Return the entries below verbatim. Pictures stay out.

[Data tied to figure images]
►

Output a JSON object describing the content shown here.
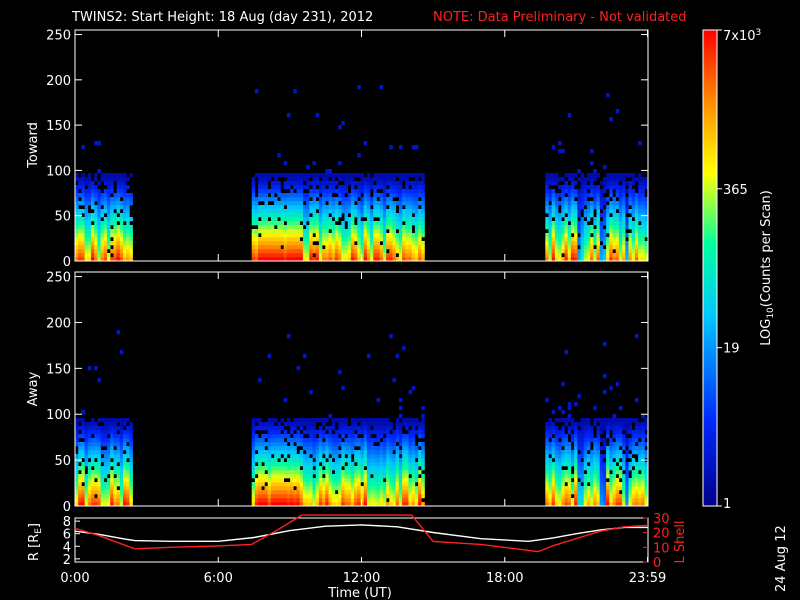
{
  "header": {
    "title": "TWINS2: Start Height: 18 Aug (day 231), 2012",
    "note": "NOTE: Data Preliminary - Not validated"
  },
  "footer": {
    "date_stamp": "24 Aug 12"
  },
  "colors": {
    "note": "#ff2020",
    "r_line": "#ffffff",
    "lshell_line": "#ff2020",
    "background": "#000000"
  },
  "chart_data": [
    {
      "type": "heatmap",
      "ylabel": "Toward",
      "xlim": [
        0,
        24
      ],
      "ylim": [
        0,
        255
      ],
      "yticks": [
        0,
        50,
        100,
        150,
        200,
        250
      ],
      "active_intervals_hours": [
        [
          0,
          2.4
        ],
        [
          7.4,
          14.6
        ],
        [
          19.7,
          24
        ]
      ],
      "x_units": "hours UT"
    },
    {
      "type": "heatmap",
      "ylabel": "Away",
      "xlim": [
        0,
        24
      ],
      "ylim": [
        0,
        255
      ],
      "yticks": [
        0,
        50,
        100,
        150,
        200,
        250
      ],
      "active_intervals_hours": [
        [
          0,
          2.4
        ],
        [
          7.4,
          14.6
        ],
        [
          19.7,
          24
        ]
      ],
      "x_units": "hours UT"
    },
    {
      "type": "line",
      "xlabel": "Time (UT)",
      "xtick_labels": [
        "0:00",
        "6:00",
        "12:00",
        "18:00",
        "23:59"
      ],
      "xticks_hours": [
        0,
        6,
        12,
        18,
        23.98
      ],
      "y_left": {
        "label": "R [R",
        "label_sub": "E",
        "label_end": "]",
        "ticks": [
          2,
          4,
          6,
          8
        ],
        "lim": [
          1.5,
          8.5
        ]
      },
      "y_right": {
        "label": "L Shell",
        "ticks": [
          0,
          10,
          20,
          30
        ],
        "lim": [
          0,
          30
        ]
      },
      "series": [
        {
          "axis": "left",
          "x": [
            0,
            1,
            2,
            2.5,
            4,
            6,
            7.5,
            9,
            10.5,
            12,
            13.5,
            15,
            17,
            19,
            20,
            21,
            22,
            23,
            24
          ],
          "y": [
            6.4,
            5.9,
            5.2,
            4.9,
            4.8,
            4.8,
            5.4,
            6.5,
            7.2,
            7.4,
            7.1,
            6.2,
            5.2,
            4.8,
            5.3,
            6.0,
            6.6,
            7.0,
            7.0
          ]
        },
        {
          "axis": "right",
          "x": [
            0,
            1,
            2.5,
            4,
            6,
            7.4,
            8.5,
            9.5,
            14.1,
            15,
            17,
            19.4,
            20,
            21,
            22,
            23,
            24
          ],
          "y": [
            23,
            18,
            9,
            10,
            11,
            12,
            22,
            32,
            32,
            14,
            12,
            7,
            11,
            16,
            21,
            24,
            25
          ]
        }
      ]
    }
  ],
  "colorbar": {
    "label": "LOG",
    "label_sub": "10",
    "label_rest": "(Counts per Scan)",
    "ticks": [
      {
        "label": "1",
        "value": 1
      },
      {
        "label": "19",
        "value": 19
      },
      {
        "label": "365",
        "value": 365
      },
      {
        "label": "7x10",
        "sup": "3",
        "value": 7000
      }
    ],
    "range": [
      1,
      7000
    ],
    "scale": "log"
  }
}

◄

**Response for this exercise:**
Output a JSON object describing the content shown here.
{
  "header": {
    "title": "TWINS2: Start Height: 18 Aug (day 231), 2012",
    "note": "NOTE: Data Preliminary - Not validated"
  },
  "footer": {
    "date_stamp": "24 Aug 12"
  },
  "colors": {
    "note": "#ff2020",
    "r_line": "#ffffff",
    "lshell_line": "#ff2020",
    "background": "#000000"
  },
  "chart_data": [
    {
      "type": "heatmap",
      "ylabel": "Toward",
      "xlim": [
        0,
        24
      ],
      "ylim": [
        0,
        255
      ],
      "yticks": [
        0,
        50,
        100,
        150,
        200,
        250
      ],
      "active_intervals_hours": [
        [
          0,
          2.4
        ],
        [
          7.4,
          14.6
        ],
        [
          19.7,
          24
        ]
      ],
      "x_units": "hours UT"
    },
    {
      "type": "heatmap",
      "ylabel": "Away",
      "xlim": [
        0,
        24
      ],
      "ylim": [
        0,
        255
      ],
      "yticks": [
        0,
        50,
        100,
        150,
        200,
        250
      ],
      "active_intervals_hours": [
        [
          0,
          2.4
        ],
        [
          7.4,
          14.6
        ],
        [
          19.7,
          24
        ]
      ],
      "x_units": "hours UT"
    },
    {
      "type": "line",
      "xlabel": "Time (UT)",
      "xtick_labels": [
        "0:00",
        "6:00",
        "12:00",
        "18:00",
        "23:59"
      ],
      "xticks_hours": [
        0,
        6,
        12,
        18,
        23.98
      ],
      "y_left": {
        "label": "R [R",
        "label_sub": "E",
        "label_end": "]",
        "ticks": [
          2,
          4,
          6,
          8
        ],
        "lim": [
          1.5,
          8.5
        ]
      },
      "y_right": {
        "label": "L Shell",
        "ticks": [
          0,
          10,
          20,
          30
        ],
        "lim": [
          0,
          30
        ]
      },
      "series": [
        {
          "axis": "left",
          "x": [
            0,
            1,
            2,
            2.5,
            4,
            6,
            7.5,
            9,
            10.5,
            12,
            13.5,
            15,
            17,
            19,
            20,
            21,
            22,
            23,
            24
          ],
          "y": [
            6.4,
            5.9,
            5.2,
            4.9,
            4.8,
            4.8,
            5.4,
            6.5,
            7.2,
            7.4,
            7.1,
            6.2,
            5.2,
            4.8,
            5.3,
            6.0,
            6.6,
            7.0,
            7.0
          ]
        },
        {
          "axis": "right",
          "x": [
            0,
            1,
            2.5,
            4,
            6,
            7.4,
            8.5,
            9.5,
            14.1,
            15,
            17,
            19.4,
            20,
            21,
            22,
            23,
            24
          ],
          "y": [
            23,
            18,
            9,
            10,
            11,
            12,
            22,
            32,
            32,
            14,
            12,
            7,
            11,
            16,
            21,
            24,
            25
          ]
        }
      ]
    }
  ],
  "colorbar": {
    "label": "LOG",
    "label_sub": "10",
    "label_rest": "(Counts per Scan)",
    "ticks": [
      {
        "label": "1",
        "value": 1
      },
      {
        "label": "19",
        "value": 19
      },
      {
        "label": "365",
        "value": 365
      },
      {
        "label": "7x10",
        "sup": "3",
        "value": 7000
      }
    ],
    "range": [
      1,
      7000
    ],
    "scale": "log"
  }
}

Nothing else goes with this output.